- What you will do: Reproduce the stretch of the data below from its first line through the line containing "340, 762, 347]", including both of those lines, character for character and with nothing else.

_ _ _ _

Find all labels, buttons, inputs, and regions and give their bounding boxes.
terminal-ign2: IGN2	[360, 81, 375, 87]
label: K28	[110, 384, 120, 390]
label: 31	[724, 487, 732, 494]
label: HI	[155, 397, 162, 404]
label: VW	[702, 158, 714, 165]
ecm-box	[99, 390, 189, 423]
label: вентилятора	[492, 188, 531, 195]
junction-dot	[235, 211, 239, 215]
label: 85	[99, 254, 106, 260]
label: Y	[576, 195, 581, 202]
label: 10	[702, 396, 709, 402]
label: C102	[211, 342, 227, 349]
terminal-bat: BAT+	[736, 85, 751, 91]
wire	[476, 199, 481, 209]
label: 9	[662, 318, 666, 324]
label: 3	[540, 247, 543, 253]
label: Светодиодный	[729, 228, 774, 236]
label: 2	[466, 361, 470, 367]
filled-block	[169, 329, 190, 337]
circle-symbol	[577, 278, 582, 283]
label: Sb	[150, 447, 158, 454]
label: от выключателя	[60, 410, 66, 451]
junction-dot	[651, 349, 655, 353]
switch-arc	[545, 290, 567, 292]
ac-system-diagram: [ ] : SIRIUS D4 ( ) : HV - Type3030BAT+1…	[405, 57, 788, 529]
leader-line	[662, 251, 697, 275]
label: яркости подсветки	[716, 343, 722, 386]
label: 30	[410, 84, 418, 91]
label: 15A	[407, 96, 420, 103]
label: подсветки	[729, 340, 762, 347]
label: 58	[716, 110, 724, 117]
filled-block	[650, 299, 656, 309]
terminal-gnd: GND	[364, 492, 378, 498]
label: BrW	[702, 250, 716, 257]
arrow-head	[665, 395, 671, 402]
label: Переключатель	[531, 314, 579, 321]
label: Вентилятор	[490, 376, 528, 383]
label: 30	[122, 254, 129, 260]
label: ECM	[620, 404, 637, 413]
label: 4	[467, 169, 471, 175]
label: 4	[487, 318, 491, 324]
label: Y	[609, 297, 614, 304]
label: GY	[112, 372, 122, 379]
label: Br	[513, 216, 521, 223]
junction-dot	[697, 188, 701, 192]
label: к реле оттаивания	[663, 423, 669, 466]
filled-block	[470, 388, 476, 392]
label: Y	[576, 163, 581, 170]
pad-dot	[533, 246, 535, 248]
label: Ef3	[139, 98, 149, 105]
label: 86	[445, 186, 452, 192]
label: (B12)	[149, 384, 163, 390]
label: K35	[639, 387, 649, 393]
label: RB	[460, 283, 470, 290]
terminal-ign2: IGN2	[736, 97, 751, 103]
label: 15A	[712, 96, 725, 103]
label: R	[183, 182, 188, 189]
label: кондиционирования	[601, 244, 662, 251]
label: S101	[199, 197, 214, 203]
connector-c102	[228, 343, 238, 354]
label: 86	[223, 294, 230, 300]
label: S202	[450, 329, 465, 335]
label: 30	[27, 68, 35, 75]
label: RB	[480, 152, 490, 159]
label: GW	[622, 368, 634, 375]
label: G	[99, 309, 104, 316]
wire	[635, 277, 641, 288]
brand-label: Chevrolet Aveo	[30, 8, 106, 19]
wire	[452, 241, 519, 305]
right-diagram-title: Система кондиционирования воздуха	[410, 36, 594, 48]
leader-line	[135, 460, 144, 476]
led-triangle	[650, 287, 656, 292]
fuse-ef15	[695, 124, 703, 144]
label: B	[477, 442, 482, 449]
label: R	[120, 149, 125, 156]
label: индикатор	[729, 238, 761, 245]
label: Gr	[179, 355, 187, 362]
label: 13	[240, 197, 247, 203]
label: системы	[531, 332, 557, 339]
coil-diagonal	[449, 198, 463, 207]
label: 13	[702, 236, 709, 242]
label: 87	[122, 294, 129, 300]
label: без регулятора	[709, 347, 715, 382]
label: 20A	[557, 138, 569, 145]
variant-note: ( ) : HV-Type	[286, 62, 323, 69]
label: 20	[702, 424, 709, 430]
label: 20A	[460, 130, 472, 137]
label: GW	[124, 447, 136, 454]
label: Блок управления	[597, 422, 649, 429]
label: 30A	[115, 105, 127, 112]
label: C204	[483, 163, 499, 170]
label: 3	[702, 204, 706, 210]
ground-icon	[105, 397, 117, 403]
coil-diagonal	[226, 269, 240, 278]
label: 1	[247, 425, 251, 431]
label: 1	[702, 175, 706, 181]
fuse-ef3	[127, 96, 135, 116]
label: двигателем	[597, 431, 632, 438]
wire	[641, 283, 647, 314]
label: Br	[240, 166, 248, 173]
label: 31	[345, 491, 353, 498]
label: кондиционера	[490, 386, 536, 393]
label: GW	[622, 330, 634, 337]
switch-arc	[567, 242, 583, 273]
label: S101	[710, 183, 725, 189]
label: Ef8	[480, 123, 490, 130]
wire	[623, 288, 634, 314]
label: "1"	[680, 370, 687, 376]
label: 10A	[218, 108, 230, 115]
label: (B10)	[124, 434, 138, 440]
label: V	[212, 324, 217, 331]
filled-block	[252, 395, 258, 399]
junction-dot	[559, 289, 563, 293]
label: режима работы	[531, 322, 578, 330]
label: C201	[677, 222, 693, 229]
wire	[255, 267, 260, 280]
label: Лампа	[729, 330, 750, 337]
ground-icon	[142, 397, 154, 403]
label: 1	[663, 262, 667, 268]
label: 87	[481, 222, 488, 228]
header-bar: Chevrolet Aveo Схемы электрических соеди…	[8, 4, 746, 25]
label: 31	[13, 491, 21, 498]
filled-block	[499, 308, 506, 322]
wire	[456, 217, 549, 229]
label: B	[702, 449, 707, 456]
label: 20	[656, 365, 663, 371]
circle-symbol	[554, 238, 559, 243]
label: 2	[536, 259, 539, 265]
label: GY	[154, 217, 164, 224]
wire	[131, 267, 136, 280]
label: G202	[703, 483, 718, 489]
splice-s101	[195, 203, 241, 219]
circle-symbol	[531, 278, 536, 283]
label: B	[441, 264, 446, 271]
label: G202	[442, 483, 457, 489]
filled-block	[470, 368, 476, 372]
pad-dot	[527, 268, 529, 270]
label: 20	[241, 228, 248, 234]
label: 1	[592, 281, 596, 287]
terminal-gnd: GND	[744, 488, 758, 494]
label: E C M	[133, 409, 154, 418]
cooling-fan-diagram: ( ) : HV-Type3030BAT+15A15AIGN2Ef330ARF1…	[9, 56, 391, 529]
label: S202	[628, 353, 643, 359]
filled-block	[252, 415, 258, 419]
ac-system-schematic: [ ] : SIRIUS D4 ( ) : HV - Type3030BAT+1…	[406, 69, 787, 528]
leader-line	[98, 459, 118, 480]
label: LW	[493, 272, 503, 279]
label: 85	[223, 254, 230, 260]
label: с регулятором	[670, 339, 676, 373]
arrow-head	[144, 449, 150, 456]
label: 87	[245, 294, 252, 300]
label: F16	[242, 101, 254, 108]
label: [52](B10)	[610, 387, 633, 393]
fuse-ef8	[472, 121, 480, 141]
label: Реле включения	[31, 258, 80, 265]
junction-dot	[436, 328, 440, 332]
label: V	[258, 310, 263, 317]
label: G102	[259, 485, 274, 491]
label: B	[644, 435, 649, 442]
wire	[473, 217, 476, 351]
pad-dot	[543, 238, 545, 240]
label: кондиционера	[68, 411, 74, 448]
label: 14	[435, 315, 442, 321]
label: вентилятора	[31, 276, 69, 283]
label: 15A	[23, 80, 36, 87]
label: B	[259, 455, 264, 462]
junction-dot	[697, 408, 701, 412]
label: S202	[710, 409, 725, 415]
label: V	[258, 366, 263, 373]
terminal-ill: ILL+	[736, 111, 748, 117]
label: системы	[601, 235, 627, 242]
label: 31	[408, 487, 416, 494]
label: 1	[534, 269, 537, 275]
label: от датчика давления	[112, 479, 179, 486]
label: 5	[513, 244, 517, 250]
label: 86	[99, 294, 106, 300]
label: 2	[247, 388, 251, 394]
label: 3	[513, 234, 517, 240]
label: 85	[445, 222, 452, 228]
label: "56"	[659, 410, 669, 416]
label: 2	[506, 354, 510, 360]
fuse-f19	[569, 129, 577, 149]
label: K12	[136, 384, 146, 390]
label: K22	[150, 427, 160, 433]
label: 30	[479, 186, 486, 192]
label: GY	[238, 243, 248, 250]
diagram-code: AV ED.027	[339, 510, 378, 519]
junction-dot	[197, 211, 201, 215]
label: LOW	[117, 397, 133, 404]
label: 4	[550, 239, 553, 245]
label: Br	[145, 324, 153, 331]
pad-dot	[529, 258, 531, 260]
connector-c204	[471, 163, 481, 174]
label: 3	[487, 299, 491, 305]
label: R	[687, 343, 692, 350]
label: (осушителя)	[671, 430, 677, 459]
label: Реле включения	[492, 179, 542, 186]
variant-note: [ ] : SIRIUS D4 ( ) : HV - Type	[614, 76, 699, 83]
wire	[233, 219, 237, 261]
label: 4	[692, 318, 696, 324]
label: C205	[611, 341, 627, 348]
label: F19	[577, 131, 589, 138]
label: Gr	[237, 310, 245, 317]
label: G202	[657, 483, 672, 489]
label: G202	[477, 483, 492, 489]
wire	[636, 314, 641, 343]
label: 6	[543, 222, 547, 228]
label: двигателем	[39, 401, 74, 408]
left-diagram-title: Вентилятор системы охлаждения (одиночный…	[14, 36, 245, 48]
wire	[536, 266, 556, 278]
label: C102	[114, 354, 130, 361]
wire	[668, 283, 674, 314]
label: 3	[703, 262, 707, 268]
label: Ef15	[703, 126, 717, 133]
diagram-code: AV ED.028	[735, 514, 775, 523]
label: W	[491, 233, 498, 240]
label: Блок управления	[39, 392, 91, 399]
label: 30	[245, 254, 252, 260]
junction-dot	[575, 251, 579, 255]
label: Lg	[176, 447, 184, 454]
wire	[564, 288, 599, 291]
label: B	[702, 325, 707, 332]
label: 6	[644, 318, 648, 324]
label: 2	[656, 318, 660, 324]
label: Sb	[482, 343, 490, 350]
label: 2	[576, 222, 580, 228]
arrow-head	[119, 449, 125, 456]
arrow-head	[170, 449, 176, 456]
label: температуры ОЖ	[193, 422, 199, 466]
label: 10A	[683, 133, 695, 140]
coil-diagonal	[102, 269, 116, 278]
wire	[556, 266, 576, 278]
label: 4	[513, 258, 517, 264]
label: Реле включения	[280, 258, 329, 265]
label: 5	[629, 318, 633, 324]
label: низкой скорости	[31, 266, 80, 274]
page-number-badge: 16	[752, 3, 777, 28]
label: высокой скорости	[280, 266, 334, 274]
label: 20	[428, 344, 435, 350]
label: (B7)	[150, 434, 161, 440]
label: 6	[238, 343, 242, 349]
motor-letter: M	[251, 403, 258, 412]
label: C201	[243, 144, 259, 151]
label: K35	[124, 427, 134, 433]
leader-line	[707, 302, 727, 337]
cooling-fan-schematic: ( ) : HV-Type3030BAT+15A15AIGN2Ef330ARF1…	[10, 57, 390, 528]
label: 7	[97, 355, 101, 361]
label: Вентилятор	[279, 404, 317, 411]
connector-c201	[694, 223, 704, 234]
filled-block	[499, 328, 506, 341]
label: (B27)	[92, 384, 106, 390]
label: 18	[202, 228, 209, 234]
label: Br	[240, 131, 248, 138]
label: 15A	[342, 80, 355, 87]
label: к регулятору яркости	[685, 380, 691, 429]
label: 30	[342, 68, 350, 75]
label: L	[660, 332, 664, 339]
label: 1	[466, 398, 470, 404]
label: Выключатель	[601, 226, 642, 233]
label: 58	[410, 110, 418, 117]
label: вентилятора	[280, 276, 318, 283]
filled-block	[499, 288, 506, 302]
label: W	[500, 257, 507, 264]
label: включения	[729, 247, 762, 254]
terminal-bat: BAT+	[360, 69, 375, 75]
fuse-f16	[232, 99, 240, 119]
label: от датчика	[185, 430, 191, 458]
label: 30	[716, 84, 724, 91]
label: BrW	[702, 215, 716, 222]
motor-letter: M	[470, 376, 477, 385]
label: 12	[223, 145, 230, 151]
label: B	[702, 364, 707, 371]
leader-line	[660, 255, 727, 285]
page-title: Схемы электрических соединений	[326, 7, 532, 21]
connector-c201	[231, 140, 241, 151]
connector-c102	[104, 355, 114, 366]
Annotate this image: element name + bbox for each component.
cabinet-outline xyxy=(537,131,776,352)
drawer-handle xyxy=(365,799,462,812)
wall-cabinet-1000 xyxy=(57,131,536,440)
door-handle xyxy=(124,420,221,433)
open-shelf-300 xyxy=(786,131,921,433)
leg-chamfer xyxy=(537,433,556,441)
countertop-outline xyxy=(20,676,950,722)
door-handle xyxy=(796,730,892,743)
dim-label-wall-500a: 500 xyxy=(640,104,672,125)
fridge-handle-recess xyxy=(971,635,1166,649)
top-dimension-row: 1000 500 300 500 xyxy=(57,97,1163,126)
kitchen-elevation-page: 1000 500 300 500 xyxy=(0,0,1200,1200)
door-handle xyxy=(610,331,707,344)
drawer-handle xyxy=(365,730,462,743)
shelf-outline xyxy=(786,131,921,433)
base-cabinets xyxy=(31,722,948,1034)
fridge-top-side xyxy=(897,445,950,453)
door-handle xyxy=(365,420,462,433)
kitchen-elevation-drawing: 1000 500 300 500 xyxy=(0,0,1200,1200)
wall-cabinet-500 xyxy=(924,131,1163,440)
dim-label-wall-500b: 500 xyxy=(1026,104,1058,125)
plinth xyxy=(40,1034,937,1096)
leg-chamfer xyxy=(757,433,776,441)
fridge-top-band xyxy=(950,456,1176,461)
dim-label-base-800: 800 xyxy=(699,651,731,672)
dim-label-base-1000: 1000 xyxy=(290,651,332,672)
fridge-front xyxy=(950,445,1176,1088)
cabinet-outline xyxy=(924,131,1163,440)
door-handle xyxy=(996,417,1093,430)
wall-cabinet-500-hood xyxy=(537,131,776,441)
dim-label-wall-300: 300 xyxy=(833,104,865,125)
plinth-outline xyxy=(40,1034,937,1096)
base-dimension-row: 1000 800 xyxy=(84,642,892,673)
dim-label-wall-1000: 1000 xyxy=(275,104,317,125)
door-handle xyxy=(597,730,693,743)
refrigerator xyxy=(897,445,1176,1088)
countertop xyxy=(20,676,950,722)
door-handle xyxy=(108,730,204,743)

_ _ _ _

- Solution to the problem:
Find all labels, buttons, inputs, and regions and give their bounding boxes.
terminal-ign2: IGN2	[360, 81, 375, 87]
label: K28	[110, 384, 120, 390]
label: 31	[724, 487, 732, 494]
label: HI	[155, 397, 162, 404]
label: VW	[702, 158, 714, 165]
ecm-box	[99, 390, 189, 423]
label: вентилятора	[492, 188, 531, 195]
junction-dot	[235, 211, 239, 215]
label: 85	[99, 254, 106, 260]
label: Y	[576, 195, 581, 202]
label: 10	[702, 396, 709, 402]
label: C102	[211, 342, 227, 349]
terminal-bat: BAT+	[736, 85, 751, 91]
wire	[476, 199, 481, 209]
label: 9	[662, 318, 666, 324]
label: 3	[540, 247, 543, 253]
label: Светодиодный	[729, 228, 774, 236]
label: 2	[466, 361, 470, 367]
filled-block	[169, 329, 190, 337]
circle-symbol	[577, 278, 582, 283]
label: Sb	[150, 447, 158, 454]
label: от выключателя	[60, 410, 66, 451]
junction-dot	[651, 349, 655, 353]
switch-arc	[545, 290, 567, 292]
ac-system-diagram: [ ] : SIRIUS D4 ( ) : HV - Type3030BAT+1…	[405, 57, 788, 529]
leader-line	[662, 251, 697, 275]
label: яркости подсветки	[716, 343, 722, 386]
label: 30	[410, 84, 418, 91]
label: 15A	[407, 96, 420, 103]
label: подсветки	[729, 340, 762, 347]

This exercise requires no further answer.